— BEGIN —

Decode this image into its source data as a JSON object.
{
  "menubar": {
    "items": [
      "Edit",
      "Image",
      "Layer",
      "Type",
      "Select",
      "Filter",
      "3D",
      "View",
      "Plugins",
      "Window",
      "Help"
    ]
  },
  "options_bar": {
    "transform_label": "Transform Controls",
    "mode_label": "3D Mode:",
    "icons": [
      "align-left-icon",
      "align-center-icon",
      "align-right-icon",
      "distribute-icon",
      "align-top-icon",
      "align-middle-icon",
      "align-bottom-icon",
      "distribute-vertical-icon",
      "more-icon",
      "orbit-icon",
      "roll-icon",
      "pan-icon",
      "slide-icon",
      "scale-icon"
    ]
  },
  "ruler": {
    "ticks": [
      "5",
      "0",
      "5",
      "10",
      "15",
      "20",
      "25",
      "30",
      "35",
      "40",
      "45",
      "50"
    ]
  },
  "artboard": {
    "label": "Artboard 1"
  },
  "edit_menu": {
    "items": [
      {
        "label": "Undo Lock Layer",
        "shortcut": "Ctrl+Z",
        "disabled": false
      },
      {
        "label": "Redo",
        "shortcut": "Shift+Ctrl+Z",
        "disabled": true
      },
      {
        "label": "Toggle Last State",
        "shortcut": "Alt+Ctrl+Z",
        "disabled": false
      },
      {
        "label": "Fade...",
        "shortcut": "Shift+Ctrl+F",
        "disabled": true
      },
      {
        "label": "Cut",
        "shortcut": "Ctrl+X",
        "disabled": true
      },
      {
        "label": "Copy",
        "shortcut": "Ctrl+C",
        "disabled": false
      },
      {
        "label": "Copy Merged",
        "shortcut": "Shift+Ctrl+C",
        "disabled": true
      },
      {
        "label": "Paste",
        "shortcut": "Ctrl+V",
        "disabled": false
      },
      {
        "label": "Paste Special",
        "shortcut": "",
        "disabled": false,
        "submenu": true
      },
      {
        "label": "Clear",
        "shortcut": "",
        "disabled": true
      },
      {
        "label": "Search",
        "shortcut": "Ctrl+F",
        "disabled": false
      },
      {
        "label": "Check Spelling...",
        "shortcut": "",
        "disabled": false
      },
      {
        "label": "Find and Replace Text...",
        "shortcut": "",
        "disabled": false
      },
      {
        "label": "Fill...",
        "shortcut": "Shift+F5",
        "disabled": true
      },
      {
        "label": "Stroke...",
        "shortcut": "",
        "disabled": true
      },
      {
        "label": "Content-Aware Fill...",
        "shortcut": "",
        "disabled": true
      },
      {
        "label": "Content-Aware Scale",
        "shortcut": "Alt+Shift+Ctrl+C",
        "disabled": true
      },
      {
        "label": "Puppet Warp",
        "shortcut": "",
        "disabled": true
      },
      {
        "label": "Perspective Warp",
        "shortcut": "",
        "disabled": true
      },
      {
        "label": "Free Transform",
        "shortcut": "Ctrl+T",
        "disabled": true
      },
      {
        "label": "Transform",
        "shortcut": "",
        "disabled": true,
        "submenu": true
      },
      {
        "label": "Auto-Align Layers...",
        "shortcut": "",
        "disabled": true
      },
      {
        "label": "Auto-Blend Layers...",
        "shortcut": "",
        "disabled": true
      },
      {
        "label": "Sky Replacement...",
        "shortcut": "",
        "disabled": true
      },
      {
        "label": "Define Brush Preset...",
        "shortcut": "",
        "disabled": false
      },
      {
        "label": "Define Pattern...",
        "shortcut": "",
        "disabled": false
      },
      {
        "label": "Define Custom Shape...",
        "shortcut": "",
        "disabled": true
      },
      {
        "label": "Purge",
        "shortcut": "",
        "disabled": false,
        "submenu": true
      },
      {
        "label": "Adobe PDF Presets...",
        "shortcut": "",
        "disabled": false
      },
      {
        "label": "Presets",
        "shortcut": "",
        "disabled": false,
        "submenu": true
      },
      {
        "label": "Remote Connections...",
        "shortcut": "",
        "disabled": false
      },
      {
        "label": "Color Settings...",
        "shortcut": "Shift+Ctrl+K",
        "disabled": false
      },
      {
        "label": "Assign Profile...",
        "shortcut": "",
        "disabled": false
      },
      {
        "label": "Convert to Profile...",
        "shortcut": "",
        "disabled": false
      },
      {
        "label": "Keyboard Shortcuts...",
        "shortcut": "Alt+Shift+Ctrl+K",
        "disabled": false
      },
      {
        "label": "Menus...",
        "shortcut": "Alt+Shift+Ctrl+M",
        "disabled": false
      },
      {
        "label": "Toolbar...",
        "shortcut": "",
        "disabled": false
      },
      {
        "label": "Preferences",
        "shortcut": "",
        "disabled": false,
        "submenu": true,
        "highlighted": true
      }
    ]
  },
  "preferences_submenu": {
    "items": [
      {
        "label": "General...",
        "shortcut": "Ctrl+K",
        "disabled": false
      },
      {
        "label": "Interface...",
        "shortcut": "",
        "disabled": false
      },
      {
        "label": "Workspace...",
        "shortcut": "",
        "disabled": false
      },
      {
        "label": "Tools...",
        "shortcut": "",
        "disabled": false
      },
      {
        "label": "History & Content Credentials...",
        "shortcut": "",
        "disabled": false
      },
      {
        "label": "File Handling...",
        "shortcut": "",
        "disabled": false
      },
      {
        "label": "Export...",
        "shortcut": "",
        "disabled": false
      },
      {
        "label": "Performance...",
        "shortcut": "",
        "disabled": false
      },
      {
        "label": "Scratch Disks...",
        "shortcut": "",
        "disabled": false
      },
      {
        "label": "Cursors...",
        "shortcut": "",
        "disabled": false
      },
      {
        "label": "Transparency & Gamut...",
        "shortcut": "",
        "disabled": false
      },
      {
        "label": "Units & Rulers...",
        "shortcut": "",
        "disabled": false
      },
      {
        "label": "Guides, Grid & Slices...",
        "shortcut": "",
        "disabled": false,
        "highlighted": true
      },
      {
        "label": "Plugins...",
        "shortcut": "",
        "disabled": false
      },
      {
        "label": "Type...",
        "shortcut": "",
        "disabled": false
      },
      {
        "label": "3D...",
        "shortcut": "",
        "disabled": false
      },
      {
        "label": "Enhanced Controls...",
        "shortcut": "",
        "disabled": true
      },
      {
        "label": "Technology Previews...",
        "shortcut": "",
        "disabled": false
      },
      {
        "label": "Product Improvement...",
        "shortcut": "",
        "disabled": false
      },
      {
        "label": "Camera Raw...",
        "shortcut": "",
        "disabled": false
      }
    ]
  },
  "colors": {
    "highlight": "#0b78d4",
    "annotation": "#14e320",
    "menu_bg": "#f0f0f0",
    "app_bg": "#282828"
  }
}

— END —

> [The request]
Take the lines above and print them exactly.

> [Task answer]
Decode this image into its source data as a JSON object.
{
  "menubar": {
    "items": [
      "Edit",
      "Image",
      "Layer",
      "Type",
      "Select",
      "Filter",
      "3D",
      "View",
      "Plugins",
      "Window",
      "Help"
    ]
  },
  "options_bar": {
    "transform_label": "Transform Controls",
    "mode_label": "3D Mode:",
    "icons": [
      "align-left-icon",
      "align-center-icon",
      "align-right-icon",
      "distribute-icon",
      "align-top-icon",
      "align-middle-icon",
      "align-bottom-icon",
      "distribute-vertical-icon",
      "more-icon",
      "orbit-icon",
      "roll-icon",
      "pan-icon",
      "slide-icon",
      "scale-icon"
    ]
  },
  "ruler": {
    "ticks": [
      "5",
      "0",
      "5",
      "10",
      "15",
      "20",
      "25",
      "30",
      "35",
      "40",
      "45",
      "50"
    ]
  },
  "artboard": {
    "label": "Artboard 1"
  },
  "edit_menu": {
    "items": [
      {
        "label": "Undo Lock Layer",
        "shortcut": "Ctrl+Z",
        "disabled": false
      },
      {
        "label": "Redo",
        "shortcut": "Shift+Ctrl+Z",
        "disabled": true
      },
      {
        "label": "Toggle Last State",
        "shortcut": "Alt+Ctrl+Z",
        "disabled": false
      },
      {
        "label": "Fade...",
        "shortcut": "Shift+Ctrl+F",
        "disabled": true
      },
      {
        "label": "Cut",
        "shortcut": "Ctrl+X",
        "disabled": true
      },
      {
        "label": "Copy",
        "shortcut": "Ctrl+C",
        "disabled": false
      },
      {
        "label": "Copy Merged",
        "shortcut": "Shift+Ctrl+C",
        "disabled": true
      },
      {
        "label": "Paste",
        "shortcut": "Ctrl+V",
        "disabled": false
      },
      {
        "label": "Paste Special",
        "shortcut": "",
        "disabled": false,
        "submenu": true
      },
      {
        "label": "Clear",
        "shortcut": "",
        "disabled": true
      },
      {
        "label": "Search",
        "shortcut": "Ctrl+F",
        "disabled": false
      },
      {
        "label": "Check Spelling...",
        "shortcut": "",
        "disabled": false
      },
      {
        "label": "Find and Replace Text...",
        "shortcut": "",
        "disabled": false
      },
      {
        "label": "Fill...",
        "shortcut": "Shift+F5",
        "disabled": true
      },
      {
        "label": "Stroke...",
        "shortcut": "",
        "disabled": true
      },
      {
        "label": "Content-Aware Fill...",
        "shortcut": "",
        "disabled": true
      },
      {
        "label": "Content-Aware Scale",
        "shortcut": "Alt+Shift+Ctrl+C",
        "disabled": true
      },
      {
        "label": "Puppet Warp",
        "shortcut": "",
        "disabled": true
      },
      {
        "label": "Perspective Warp",
        "shortcut": "",
        "disabled": true
      },
      {
        "label": "Free Transform",
        "shortcut": "Ctrl+T",
        "disabled": true
      },
      {
        "label": "Transform",
        "shortcut": "",
        "disabled": true,
        "submenu": true
      },
      {
        "label": "Auto-Align Layers...",
        "shortcut": "",
        "disabled": true
      },
      {
        "label": "Auto-Blend Layers...",
        "shortcut": "",
        "disabled": true
      },
      {
        "label": "Sky Replacement...",
        "shortcut": "",
        "disabled": true
      },
      {
        "label": "Define Brush Preset...",
        "shortcut": "",
        "disabled": false
      },
      {
        "label": "Define Pattern...",
        "shortcut": "",
        "disabled": false
      },
      {
        "label": "Define Custom Shape...",
        "shortcut": "",
        "disabled": true
      },
      {
        "label": "Purge",
        "shortcut": "",
        "disabled": false,
        "submenu": true
      },
      {
        "label": "Adobe PDF Presets...",
        "shortcut": "",
        "disabled": false
      },
      {
        "label": "Presets",
        "shortcut": "",
        "disabled": false,
        "submenu": true
      },
      {
        "label": "Remote Connections...",
        "shortcut": "",
        "disabled": false
      },
      {
        "label": "Color Settings...",
        "shortcut": "Shift+Ctrl+K",
        "disabled": false
      },
      {
        "label": "Assign Profile...",
        "shortcut": "",
        "disabled": false
      },
      {
        "label": "Convert to Profile...",
        "shortcut": "",
        "disabled": false
      },
      {
        "label": "Keyboard Shortcuts...",
        "shortcut": "Alt+Shift+Ctrl+K",
        "disabled": false
      },
      {
        "label": "Menus...",
        "shortcut": "Alt+Shift+Ctrl+M",
        "disabled": false
      },
      {
        "label": "Toolbar...",
        "shortcut": "",
        "disabled": false
      },
      {
        "label": "Preferences",
        "shortcut": "",
        "disabled": false,
        "submenu": true,
        "highlighted": true
      }
    ]
  },
  "preferences_submenu": {
    "items": [
      {
        "label": "General...",
        "shortcut": "Ctrl+K",
        "disabled": false
      },
      {
        "label": "Interface...",
        "shortcut": "",
        "disabled": false
      },
      {
        "label": "Workspace...",
        "shortcut": "",
        "disabled": false
      },
      {
        "label": "Tools...",
        "shortcut": "",
        "disabled": false
      },
      {
        "label": "History & Content Credentials...",
        "shortcut": "",
        "disabled": false
      },
      {
        "label": "File Handling...",
        "shortcut": "",
        "disabled": false
      },
      {
        "label": "Export...",
        "shortcut": "",
        "disabled": false
      },
      {
        "label": "Performance...",
        "shortcut": "",
        "disabled": false
      },
      {
        "label": "Scratch Disks...",
        "shortcut": "",
        "disabled": false
      },
      {
        "label": "Cursors...",
        "shortcut": "",
        "disabled": false
      },
      {
        "label": "Transparency & Gamut...",
        "shortcut": "",
        "disabled": false
      },
      {
        "label": "Units & Rulers...",
        "shortcut": "",
        "disabled": false
      },
      {
        "label": "Guides, Grid & Slices...",
        "shortcut": "",
        "disabled": false,
        "highlighted": true
      },
      {
        "label": "Plugins...",
        "shortcut": "",
        "disabled": false
      },
      {
        "label": "Type...",
        "shortcut": "",
        "disabled": false
      },
      {
        "label": "3D...",
        "shortcut": "",
        "disabled": false
      },
      {
        "label": "Enhanced Controls...",
        "shortcut": "",
        "disabled": true
      },
      {
        "label": "Technology Previews...",
        "shortcut": "",
        "disabled": false
      },
      {
        "label": "Product Improvement...",
        "shortcut": "",
        "disabled": false
      },
      {
        "label": "Camera Raw...",
        "shortcut": "",
        "disabled": false
      }
    ]
  },
  "colors": {
    "highlight": "#0b78d4",
    "annotation": "#14e320",
    "menu_bg": "#f0f0f0",
    "app_bg": "#282828"
  }
}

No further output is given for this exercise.